- Available data -
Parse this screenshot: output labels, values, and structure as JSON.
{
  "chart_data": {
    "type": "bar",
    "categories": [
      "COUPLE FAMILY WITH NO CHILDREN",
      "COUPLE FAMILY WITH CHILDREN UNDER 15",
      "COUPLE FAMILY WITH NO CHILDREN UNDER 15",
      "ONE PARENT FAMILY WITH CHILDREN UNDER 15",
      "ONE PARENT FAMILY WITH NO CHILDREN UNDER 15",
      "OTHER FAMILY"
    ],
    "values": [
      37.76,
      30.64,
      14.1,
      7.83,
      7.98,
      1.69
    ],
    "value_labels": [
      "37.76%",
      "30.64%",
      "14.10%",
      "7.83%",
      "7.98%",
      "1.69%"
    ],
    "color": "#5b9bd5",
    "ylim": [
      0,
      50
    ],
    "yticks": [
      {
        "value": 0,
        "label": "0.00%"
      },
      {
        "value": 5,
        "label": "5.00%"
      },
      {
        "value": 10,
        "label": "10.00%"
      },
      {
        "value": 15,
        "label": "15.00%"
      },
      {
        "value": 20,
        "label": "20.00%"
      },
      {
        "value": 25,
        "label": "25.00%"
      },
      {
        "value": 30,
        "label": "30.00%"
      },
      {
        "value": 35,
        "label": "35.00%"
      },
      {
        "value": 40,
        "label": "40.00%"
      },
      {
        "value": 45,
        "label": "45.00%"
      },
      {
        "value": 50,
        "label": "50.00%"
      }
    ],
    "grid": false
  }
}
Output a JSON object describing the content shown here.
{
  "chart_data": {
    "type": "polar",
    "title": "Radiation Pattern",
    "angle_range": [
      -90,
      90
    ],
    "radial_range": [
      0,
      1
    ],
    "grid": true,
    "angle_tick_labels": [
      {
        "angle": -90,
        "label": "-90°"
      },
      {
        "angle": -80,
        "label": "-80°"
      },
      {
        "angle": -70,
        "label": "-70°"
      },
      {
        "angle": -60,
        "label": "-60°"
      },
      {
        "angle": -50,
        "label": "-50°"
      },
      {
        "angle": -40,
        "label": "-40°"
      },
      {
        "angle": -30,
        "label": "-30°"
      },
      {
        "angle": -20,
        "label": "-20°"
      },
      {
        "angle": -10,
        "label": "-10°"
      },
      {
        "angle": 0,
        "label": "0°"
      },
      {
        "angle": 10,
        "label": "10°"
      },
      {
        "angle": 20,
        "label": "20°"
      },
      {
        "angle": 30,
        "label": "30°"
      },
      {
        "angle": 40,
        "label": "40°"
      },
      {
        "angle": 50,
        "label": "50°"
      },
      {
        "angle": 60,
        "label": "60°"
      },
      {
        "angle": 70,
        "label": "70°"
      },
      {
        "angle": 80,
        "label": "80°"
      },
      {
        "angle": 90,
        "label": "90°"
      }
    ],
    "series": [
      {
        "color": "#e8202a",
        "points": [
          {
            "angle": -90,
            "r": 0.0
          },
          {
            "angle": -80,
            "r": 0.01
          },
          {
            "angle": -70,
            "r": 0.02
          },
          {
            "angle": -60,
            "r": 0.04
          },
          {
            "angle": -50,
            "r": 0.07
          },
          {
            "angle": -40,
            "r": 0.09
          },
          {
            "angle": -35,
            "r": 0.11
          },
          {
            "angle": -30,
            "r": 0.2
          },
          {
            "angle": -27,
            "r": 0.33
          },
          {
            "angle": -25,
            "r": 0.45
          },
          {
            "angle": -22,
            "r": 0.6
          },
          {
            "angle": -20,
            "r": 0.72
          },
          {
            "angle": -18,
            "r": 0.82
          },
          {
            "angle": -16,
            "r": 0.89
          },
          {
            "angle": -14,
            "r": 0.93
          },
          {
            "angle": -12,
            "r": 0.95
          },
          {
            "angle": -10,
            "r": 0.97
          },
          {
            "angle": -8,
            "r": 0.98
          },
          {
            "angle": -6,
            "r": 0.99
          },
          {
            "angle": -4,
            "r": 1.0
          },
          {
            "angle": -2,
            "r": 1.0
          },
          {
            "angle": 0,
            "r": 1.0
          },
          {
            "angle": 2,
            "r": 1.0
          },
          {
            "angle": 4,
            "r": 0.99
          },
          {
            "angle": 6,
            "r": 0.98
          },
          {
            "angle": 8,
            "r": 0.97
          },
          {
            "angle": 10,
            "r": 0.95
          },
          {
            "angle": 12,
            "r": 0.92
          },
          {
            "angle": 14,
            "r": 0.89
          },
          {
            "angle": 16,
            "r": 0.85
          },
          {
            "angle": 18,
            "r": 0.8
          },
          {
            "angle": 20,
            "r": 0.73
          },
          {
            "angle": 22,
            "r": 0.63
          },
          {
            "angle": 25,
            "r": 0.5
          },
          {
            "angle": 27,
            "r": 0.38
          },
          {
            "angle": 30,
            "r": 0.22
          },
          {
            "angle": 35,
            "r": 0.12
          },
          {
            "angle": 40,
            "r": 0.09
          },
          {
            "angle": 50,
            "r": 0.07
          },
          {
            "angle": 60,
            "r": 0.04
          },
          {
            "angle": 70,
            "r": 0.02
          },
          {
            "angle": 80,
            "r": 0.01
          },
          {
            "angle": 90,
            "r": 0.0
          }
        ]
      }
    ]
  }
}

- Given instruction -
Retype every entry above, word for word.

- Solution below -
Parse this screenshot: output labels, values, and structure as JSON.
{
  "chart_data": {
    "type": "bar",
    "categories": [
      "COUPLE FAMILY WITH NO CHILDREN",
      "COUPLE FAMILY WITH CHILDREN UNDER 15",
      "COUPLE FAMILY WITH NO CHILDREN UNDER 15",
      "ONE PARENT FAMILY WITH CHILDREN UNDER 15",
      "ONE PARENT FAMILY WITH NO CHILDREN UNDER 15",
      "OTHER FAMILY"
    ],
    "values": [
      37.76,
      30.64,
      14.1,
      7.83,
      7.98,
      1.69
    ],
    "value_labels": [
      "37.76%",
      "30.64%",
      "14.10%",
      "7.83%",
      "7.98%",
      "1.69%"
    ],
    "color": "#5b9bd5",
    "ylim": [
      0,
      50
    ],
    "yticks": [
      {
        "value": 0,
        "label": "0.00%"
      },
      {
        "value": 5,
        "label": "5.00%"
      },
      {
        "value": 10,
        "label": "10.00%"
      },
      {
        "value": 15,
        "label": "15.00%"
      },
      {
        "value": 20,
        "label": "20.00%"
      },
      {
        "value": 25,
        "label": "25.00%"
      },
      {
        "value": 30,
        "label": "30.00%"
      },
      {
        "value": 35,
        "label": "35.00%"
      },
      {
        "value": 40,
        "label": "40.00%"
      },
      {
        "value": 45,
        "label": "45.00%"
      },
      {
        "value": 50,
        "label": "50.00%"
      }
    ],
    "grid": false
  }
}
Output a JSON object describing the content shown here.
{
  "chart_data": {
    "type": "polar",
    "title": "Radiation Pattern",
    "angle_range": [
      -90,
      90
    ],
    "radial_range": [
      0,
      1
    ],
    "grid": true,
    "angle_tick_labels": [
      {
        "angle": -90,
        "label": "-90°"
      },
      {
        "angle": -80,
        "label": "-80°"
      },
      {
        "angle": -70,
        "label": "-70°"
      },
      {
        "angle": -60,
        "label": "-60°"
      },
      {
        "angle": -50,
        "label": "-50°"
      },
      {
        "angle": -40,
        "label": "-40°"
      },
      {
        "angle": -30,
        "label": "-30°"
      },
      {
        "angle": -20,
        "label": "-20°"
      },
      {
        "angle": -10,
        "label": "-10°"
      },
      {
        "angle": 0,
        "label": "0°"
      },
      {
        "angle": 10,
        "label": "10°"
      },
      {
        "angle": 20,
        "label": "20°"
      },
      {
        "angle": 30,
        "label": "30°"
      },
      {
        "angle": 40,
        "label": "40°"
      },
      {
        "angle": 50,
        "label": "50°"
      },
      {
        "angle": 60,
        "label": "60°"
      },
      {
        "angle": 70,
        "label": "70°"
      },
      {
        "angle": 80,
        "label": "80°"
      },
      {
        "angle": 90,
        "label": "90°"
      }
    ],
    "series": [
      {
        "color": "#e8202a",
        "points": [
          {
            "angle": -90,
            "r": 0.0
          },
          {
            "angle": -80,
            "r": 0.01
          },
          {
            "angle": -70,
            "r": 0.02
          },
          {
            "angle": -60,
            "r": 0.04
          },
          {
            "angle": -50,
            "r": 0.07
          },
          {
            "angle": -40,
            "r": 0.09
          },
          {
            "angle": -35,
            "r": 0.11
          },
          {
            "angle": -30,
            "r": 0.2
          },
          {
            "angle": -27,
            "r": 0.33
          },
          {
            "angle": -25,
            "r": 0.45
          },
          {
            "angle": -22,
            "r": 0.6
          },
          {
            "angle": -20,
            "r": 0.72
          },
          {
            "angle": -18,
            "r": 0.82
          },
          {
            "angle": -16,
            "r": 0.89
          },
          {
            "angle": -14,
            "r": 0.93
          },
          {
            "angle": -12,
            "r": 0.95
          },
          {
            "angle": -10,
            "r": 0.97
          },
          {
            "angle": -8,
            "r": 0.98
          },
          {
            "angle": -6,
            "r": 0.99
          },
          {
            "angle": -4,
            "r": 1.0
          },
          {
            "angle": -2,
            "r": 1.0
          },
          {
            "angle": 0,
            "r": 1.0
          },
          {
            "angle": 2,
            "r": 1.0
          },
          {
            "angle": 4,
            "r": 0.99
          },
          {
            "angle": 6,
            "r": 0.98
          },
          {
            "angle": 8,
            "r": 0.97
          },
          {
            "angle": 10,
            "r": 0.95
          },
          {
            "angle": 12,
            "r": 0.92
          },
          {
            "angle": 14,
            "r": 0.89
          },
          {
            "angle": 16,
            "r": 0.85
          },
          {
            "angle": 18,
            "r": 0.8
          },
          {
            "angle": 20,
            "r": 0.73
          },
          {
            "angle": 22,
            "r": 0.63
          },
          {
            "angle": 25,
            "r": 0.5
          },
          {
            "angle": 27,
            "r": 0.38
          },
          {
            "angle": 30,
            "r": 0.22
          },
          {
            "angle": 35,
            "r": 0.12
          },
          {
            "angle": 40,
            "r": 0.09
          },
          {
            "angle": 50,
            "r": 0.07
          },
          {
            "angle": 60,
            "r": 0.04
          },
          {
            "angle": 70,
            "r": 0.02
          },
          {
            "angle": 80,
            "r": 0.01
          },
          {
            "angle": 90,
            "r": 0.0
          }
        ]
      }
    ]
  }
}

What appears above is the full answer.